[Dataset extract start]
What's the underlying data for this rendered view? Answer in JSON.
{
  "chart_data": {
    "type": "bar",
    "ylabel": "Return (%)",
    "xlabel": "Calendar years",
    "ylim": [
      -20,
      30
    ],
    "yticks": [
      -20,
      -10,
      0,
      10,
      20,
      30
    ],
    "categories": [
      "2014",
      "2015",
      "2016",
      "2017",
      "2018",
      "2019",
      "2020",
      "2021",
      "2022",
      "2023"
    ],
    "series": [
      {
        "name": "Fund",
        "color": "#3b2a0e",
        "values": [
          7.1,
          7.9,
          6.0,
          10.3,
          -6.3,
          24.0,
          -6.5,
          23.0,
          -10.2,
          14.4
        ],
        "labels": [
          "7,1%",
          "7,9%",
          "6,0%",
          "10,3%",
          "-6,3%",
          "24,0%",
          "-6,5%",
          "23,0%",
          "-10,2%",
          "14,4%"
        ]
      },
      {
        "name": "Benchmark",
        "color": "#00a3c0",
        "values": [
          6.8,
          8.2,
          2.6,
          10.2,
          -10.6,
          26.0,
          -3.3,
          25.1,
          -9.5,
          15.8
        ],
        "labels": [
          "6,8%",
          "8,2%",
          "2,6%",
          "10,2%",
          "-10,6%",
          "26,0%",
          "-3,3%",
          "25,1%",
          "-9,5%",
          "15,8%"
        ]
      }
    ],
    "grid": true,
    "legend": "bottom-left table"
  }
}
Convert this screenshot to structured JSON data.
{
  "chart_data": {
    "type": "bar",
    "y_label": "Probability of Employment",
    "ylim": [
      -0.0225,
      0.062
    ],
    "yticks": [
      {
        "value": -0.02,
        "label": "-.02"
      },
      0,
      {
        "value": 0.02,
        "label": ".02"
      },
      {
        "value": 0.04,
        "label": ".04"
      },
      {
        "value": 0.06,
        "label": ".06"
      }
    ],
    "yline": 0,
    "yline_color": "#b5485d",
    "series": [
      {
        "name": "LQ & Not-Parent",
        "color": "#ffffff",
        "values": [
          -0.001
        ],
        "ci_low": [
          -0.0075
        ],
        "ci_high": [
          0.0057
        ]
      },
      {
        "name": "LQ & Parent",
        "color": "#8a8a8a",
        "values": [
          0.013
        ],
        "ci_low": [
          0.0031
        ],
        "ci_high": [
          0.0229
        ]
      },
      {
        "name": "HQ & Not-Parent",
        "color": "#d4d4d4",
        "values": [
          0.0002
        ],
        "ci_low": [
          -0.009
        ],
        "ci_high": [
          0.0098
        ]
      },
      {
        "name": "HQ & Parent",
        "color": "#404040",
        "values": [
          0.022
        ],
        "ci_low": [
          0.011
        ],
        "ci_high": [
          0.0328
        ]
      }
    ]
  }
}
[Dataset extract end]
# Request:
Search the data for "this". Copy every line that has it.

# The solution:
What's the underlying data for this rendered view? Answer in JSON.
Convert this screenshot to structured JSON data.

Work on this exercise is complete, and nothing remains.